TASK PROMPT
Examine each line of the data. Copy those that contain the string "name".

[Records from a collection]
* START *

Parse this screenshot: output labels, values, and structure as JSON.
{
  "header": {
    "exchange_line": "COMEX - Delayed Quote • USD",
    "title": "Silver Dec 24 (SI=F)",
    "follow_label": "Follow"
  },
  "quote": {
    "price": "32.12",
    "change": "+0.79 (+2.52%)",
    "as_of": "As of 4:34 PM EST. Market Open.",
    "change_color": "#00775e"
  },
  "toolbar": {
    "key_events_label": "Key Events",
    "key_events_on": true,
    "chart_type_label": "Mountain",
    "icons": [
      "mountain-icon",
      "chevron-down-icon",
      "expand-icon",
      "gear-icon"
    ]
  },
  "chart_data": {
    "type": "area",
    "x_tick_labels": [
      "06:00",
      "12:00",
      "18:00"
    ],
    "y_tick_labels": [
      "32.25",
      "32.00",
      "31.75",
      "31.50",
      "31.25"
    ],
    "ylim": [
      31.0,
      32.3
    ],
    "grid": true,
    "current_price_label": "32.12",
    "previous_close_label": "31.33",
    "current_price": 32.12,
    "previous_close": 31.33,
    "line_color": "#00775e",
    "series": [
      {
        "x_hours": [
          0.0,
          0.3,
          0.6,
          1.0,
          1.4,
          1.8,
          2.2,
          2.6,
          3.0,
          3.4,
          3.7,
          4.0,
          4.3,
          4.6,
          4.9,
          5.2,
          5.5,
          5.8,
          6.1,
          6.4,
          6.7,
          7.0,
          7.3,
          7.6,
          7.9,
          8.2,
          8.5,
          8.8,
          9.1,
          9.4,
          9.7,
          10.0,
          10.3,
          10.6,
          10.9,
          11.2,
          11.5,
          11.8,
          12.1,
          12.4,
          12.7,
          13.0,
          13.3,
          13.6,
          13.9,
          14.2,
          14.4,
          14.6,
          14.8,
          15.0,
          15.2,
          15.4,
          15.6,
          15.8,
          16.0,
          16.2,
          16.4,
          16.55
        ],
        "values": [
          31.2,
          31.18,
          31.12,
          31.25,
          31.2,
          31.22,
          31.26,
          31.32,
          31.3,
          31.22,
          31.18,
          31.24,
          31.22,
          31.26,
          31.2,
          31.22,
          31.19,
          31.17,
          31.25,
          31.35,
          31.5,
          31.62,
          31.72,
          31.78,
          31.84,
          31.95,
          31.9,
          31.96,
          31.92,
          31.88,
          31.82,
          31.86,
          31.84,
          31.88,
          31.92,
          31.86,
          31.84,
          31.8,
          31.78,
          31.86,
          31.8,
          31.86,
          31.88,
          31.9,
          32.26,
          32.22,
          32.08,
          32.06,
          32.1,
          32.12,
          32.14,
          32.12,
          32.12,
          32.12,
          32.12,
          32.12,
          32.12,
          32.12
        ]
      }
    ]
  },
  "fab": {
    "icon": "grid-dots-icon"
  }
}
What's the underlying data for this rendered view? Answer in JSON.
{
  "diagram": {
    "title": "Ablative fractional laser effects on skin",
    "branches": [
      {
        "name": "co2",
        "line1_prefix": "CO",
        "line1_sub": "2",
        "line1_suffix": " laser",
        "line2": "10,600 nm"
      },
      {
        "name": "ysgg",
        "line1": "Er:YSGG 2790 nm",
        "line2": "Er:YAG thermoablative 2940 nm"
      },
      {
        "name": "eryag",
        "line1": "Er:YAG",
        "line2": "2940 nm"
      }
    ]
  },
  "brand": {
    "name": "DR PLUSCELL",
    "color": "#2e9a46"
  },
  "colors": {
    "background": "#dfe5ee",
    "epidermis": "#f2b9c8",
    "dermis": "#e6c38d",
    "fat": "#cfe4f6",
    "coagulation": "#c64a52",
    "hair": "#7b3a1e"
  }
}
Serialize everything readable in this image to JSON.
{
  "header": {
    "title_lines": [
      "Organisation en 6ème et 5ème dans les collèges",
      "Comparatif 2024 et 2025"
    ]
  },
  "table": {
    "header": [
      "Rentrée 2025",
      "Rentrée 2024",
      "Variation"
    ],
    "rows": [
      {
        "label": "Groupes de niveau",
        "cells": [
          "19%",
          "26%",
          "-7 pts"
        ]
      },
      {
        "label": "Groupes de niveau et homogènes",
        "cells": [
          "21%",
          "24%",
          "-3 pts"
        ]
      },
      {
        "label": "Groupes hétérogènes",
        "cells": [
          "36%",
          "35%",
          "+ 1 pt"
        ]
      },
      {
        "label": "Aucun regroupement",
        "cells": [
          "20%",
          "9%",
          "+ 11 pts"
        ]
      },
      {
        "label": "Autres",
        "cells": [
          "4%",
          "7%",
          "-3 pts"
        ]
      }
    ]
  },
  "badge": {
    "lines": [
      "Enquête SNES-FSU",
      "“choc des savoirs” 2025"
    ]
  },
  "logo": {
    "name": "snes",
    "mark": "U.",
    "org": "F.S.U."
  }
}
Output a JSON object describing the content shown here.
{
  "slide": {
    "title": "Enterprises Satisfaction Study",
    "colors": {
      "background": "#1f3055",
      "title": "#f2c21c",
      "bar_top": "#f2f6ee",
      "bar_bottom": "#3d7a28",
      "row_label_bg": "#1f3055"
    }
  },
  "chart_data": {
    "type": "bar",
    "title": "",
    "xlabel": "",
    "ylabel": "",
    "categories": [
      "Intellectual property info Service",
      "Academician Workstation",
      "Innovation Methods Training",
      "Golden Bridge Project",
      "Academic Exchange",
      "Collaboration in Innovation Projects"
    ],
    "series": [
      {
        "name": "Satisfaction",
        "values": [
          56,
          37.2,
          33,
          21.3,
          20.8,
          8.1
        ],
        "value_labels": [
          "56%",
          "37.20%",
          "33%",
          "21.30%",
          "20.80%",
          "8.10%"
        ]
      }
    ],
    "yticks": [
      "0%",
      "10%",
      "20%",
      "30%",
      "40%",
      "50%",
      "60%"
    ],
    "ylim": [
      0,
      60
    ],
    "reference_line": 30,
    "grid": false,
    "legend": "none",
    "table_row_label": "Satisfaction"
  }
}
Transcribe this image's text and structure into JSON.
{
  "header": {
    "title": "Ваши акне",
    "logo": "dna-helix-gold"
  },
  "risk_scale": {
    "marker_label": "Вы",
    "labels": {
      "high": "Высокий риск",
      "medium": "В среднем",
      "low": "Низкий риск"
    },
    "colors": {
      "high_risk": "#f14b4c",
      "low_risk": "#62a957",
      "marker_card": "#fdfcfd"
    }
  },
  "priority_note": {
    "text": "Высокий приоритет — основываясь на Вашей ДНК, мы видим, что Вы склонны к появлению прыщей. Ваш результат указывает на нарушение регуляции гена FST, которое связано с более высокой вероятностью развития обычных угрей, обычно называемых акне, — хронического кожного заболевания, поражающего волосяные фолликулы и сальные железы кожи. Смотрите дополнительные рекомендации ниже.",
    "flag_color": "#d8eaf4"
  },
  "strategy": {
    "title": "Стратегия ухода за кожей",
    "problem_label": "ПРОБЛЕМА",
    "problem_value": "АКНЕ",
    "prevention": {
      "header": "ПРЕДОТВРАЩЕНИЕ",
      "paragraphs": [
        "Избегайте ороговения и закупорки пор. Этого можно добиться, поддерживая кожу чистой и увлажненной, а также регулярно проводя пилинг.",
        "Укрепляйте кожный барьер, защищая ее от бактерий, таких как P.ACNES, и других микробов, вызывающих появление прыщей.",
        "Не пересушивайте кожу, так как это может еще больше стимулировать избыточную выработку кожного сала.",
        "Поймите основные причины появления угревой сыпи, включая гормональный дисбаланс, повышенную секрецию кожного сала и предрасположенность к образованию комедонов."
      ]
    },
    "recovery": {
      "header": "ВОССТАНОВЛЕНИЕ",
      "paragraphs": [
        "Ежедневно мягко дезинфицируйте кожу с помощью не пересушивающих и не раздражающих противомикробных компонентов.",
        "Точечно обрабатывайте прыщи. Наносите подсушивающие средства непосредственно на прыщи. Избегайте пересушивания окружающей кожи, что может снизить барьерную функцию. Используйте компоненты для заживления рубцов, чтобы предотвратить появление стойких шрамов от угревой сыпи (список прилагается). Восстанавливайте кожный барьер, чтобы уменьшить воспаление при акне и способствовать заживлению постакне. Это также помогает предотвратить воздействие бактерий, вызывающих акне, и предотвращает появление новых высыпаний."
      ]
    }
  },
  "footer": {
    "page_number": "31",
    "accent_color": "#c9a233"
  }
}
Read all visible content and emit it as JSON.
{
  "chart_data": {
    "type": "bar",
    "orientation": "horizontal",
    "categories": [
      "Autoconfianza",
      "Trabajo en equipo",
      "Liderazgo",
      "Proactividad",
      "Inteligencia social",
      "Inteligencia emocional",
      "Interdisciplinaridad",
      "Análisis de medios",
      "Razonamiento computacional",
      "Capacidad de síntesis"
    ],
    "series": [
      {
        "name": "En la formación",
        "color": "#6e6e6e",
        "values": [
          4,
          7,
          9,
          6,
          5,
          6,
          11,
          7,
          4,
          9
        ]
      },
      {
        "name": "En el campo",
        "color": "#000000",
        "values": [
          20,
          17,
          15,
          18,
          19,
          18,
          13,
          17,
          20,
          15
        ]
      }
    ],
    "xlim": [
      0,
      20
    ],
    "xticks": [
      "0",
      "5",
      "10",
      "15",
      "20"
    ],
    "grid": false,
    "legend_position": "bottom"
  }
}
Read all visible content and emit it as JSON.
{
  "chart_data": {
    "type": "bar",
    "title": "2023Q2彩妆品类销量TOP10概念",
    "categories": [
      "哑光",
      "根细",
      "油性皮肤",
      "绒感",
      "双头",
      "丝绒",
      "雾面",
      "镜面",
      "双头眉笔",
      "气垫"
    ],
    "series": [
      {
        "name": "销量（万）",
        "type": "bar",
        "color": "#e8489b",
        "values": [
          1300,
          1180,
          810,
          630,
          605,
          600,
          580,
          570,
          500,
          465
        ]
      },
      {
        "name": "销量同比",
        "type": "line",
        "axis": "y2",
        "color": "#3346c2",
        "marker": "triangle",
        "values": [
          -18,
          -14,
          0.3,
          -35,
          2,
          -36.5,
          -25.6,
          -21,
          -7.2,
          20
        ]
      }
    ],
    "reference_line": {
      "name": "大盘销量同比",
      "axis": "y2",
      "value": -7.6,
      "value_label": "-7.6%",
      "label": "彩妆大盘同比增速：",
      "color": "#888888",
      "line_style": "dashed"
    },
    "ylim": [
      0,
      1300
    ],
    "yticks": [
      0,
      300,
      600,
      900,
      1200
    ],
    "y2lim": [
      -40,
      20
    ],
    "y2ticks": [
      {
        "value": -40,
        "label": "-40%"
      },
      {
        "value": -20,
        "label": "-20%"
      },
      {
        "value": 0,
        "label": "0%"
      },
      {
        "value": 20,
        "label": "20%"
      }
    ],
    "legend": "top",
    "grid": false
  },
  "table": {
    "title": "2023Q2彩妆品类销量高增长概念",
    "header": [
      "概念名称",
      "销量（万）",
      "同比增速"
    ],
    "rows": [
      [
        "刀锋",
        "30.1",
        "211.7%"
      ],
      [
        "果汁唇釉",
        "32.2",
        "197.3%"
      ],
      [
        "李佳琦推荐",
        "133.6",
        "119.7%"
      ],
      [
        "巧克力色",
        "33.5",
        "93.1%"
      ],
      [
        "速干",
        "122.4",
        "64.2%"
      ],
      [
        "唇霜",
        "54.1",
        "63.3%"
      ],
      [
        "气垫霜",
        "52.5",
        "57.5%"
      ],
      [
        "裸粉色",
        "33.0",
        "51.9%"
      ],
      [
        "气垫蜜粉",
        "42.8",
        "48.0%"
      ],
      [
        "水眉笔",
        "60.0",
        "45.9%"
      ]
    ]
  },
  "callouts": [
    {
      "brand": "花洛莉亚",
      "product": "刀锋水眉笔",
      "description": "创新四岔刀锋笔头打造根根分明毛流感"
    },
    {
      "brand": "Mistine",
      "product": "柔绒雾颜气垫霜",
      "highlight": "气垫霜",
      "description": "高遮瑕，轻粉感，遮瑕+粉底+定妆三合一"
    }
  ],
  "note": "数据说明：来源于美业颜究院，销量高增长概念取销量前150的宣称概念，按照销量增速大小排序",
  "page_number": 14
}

* END *

WORKED ANSWER
        "name": "co2",
        "name": "ysgg",
        "name": "eryag",
    "name": "DR PLUSCELL",
    "name": "snes",
        "name": "Satisfaction",
        "name": "En la formación",
        "name": "En el campo",
        "name": "销量（万）",
        "name": "销量同比",
      "name": "大盘销量同比",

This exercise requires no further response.